Excerpted passage below:
I'm writing a dynamically-typed language. Currently, my objects are represented in this way:
struct Class { struct Class* class; struct Object* (*get)(struct Object*,struct Object*); };
struct Integer { struct Class* class; int value; };
struct Object { struct Class* class; };
struct String { struct Class* class; size_t length; char* characters; };
The goal is that I should be able to pass everything around as a struct Object*
and then discover the type of the object by comparing the class
attribute. For example, to cast an integer for use I would simply do the following (assume that integer
is of type struct Class*
):
struct Object* foo = bar();
// increment foo
if(foo->class == integer)
((struct Integer*)foo)->value++;
else
handleTypeError();
The problem is that, as far as I know, the C standard makes no promises about how structures are stored. On my platform this works. But on another platform struct String
might store value
before class
and when I accessed foo->class
in the above I would actually be accessing foo->value
, which is obviously bad. Portability is a big goal here.
There are alternatives to this approach:
struct Object
{
struct Class* class;
union Value
{
struct Class c;
int i;
struct String s;
} value;
};
The problem here is that the union uses up as much space as the size of the largest thing that can be stored in the union. Given that some of my types are many times as large as my other types, this would mean that my small types (int
) would take up as much space as my large types (map
) which is an unacceptable tradeoff.
struct Object
{
struct Class* class;
void* value;
};
This creates a level of redirection that will slow things down. Speed is a goal here.
The final alternative is to pass around void*
s and manage the internals of the structure myself. For example, to implement the type test mentioned above:
void* foo = bar();
// increment foo
if(*((struct Class*) foo) == integer)
(*((int*)(foo + sizeof(struct Class*))))++;
else
handleTypeError();
This gives me everything I want (portability, different sizes for different types, etc.) but has at least two downsides:
struct
that represents the object, I don't have the option of stack allocations (at least without implementing my own stack on the heap).Basically, my question is, how can I get what I want without paying for it? Is there a way to be portable, have variance in size for different types, not use redirection, and keep my code pretty?
EDIT: This is the best response I've ever received for an SO question. Choosing an answer was hard. SO only allows me to choose one answer so I chose the one that lead me to my solution, but you all received upvotes.
Just as the assumption that all Strongly-typed languages are Statically-typed, not all Weakly-typed languages are Dynamically-typed; PHP is a dynamically-typed language, but C — also a weakly-typed language — is indeed statically-typed.
The operations on these dynamic data types (add, subtract, compare) are usually implemented by a virtual method table, which is for each data type a number of pointers to functions that implement the desired functionality in a type-specific way.
End of Excerpted passage.
Source information below:
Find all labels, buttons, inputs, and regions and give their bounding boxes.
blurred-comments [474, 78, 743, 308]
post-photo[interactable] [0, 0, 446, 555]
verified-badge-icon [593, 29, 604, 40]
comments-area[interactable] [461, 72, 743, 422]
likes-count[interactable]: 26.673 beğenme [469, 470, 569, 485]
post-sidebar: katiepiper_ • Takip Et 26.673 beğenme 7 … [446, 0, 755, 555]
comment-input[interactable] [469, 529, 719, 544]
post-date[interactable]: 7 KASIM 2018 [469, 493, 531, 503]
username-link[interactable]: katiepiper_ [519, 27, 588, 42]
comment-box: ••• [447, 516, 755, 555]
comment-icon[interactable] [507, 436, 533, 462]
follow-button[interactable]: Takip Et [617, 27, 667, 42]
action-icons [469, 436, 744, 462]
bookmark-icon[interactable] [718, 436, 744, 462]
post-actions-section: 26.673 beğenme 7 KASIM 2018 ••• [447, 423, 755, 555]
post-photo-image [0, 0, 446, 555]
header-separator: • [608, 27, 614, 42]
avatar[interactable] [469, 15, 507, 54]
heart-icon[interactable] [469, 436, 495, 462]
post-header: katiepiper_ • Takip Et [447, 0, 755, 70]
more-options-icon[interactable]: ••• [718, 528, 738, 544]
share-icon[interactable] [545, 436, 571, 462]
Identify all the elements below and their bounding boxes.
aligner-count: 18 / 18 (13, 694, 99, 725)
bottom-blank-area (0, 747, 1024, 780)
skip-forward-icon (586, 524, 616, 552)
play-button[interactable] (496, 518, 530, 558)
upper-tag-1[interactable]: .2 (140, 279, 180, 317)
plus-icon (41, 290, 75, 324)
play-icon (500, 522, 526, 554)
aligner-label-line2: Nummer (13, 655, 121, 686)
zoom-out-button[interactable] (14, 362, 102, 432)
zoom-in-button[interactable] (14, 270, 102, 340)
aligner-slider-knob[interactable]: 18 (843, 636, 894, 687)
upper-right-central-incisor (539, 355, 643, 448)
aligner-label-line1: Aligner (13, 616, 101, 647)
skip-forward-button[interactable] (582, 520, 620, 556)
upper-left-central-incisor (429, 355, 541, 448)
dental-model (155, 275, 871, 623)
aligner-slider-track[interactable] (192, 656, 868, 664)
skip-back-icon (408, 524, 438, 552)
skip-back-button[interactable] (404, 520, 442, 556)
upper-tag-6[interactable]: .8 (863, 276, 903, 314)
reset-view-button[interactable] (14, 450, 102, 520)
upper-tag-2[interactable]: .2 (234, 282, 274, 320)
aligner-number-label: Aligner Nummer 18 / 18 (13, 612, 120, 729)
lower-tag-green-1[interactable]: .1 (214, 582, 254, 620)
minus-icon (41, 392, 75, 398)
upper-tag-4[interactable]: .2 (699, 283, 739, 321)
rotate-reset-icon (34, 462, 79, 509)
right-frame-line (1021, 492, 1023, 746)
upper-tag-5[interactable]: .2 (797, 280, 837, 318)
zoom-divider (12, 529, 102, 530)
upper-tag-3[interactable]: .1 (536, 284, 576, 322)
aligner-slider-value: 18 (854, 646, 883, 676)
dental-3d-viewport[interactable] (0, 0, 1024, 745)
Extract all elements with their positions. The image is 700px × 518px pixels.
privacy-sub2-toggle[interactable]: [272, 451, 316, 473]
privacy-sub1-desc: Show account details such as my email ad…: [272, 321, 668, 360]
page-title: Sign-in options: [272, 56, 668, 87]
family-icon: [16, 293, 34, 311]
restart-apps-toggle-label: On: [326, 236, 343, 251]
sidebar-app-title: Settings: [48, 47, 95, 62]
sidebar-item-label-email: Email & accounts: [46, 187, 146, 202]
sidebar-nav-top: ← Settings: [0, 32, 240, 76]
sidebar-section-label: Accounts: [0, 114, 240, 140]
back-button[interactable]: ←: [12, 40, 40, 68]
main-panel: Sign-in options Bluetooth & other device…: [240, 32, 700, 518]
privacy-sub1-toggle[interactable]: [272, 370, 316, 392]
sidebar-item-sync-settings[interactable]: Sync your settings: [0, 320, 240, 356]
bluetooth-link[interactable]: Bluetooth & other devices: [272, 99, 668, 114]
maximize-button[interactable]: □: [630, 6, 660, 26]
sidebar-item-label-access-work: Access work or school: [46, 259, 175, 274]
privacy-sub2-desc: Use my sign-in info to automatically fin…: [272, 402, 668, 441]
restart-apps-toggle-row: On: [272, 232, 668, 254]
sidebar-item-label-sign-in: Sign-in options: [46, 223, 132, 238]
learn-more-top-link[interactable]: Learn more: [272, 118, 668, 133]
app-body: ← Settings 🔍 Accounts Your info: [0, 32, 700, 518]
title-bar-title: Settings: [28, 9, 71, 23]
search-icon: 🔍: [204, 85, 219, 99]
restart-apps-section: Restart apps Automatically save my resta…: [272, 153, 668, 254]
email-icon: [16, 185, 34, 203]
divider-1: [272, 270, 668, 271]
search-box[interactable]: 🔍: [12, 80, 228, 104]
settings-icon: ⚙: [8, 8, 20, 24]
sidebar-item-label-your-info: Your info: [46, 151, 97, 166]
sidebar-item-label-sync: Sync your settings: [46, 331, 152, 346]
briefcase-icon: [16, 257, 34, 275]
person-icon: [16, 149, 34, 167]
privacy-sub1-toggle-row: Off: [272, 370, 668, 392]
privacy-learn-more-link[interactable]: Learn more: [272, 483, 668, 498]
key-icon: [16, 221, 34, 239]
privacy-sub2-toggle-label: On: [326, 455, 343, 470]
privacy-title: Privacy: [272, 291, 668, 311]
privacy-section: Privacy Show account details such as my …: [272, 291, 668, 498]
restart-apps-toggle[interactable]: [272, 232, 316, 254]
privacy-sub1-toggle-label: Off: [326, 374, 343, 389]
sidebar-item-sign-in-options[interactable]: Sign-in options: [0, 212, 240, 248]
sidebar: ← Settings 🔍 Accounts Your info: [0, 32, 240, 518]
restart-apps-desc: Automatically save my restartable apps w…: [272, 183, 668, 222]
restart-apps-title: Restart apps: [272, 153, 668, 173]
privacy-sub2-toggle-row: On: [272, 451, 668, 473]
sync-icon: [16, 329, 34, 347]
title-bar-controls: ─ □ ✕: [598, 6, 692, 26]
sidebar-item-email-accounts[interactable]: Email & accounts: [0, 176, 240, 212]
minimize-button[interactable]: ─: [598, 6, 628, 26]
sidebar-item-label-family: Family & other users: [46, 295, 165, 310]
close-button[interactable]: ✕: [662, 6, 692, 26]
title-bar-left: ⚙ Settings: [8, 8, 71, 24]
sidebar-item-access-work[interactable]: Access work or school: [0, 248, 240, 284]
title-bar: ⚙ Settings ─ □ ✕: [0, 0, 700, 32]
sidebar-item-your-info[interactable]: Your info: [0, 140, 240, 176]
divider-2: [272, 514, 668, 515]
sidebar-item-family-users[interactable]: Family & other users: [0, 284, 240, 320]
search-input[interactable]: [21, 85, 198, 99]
End of Source information.
* **Work task**
For each statement, say yes or no according to whether it agrees with the text on representing objects in C, and quote the words of that text that decide it. 1. The writer reports that the first representation works on the writer's own platform. 2. The union alternative is rejected because it adds a level of redirection. 3. The text describes PHP as a statically-typed language.

* **Answer space**
1. Yes: "On my platform this works."
2. No: "The problem here is that the union uses up as much space as the size of the largest thing that can be stored in the union."
3. No: "PHP is a dynamically-typed language"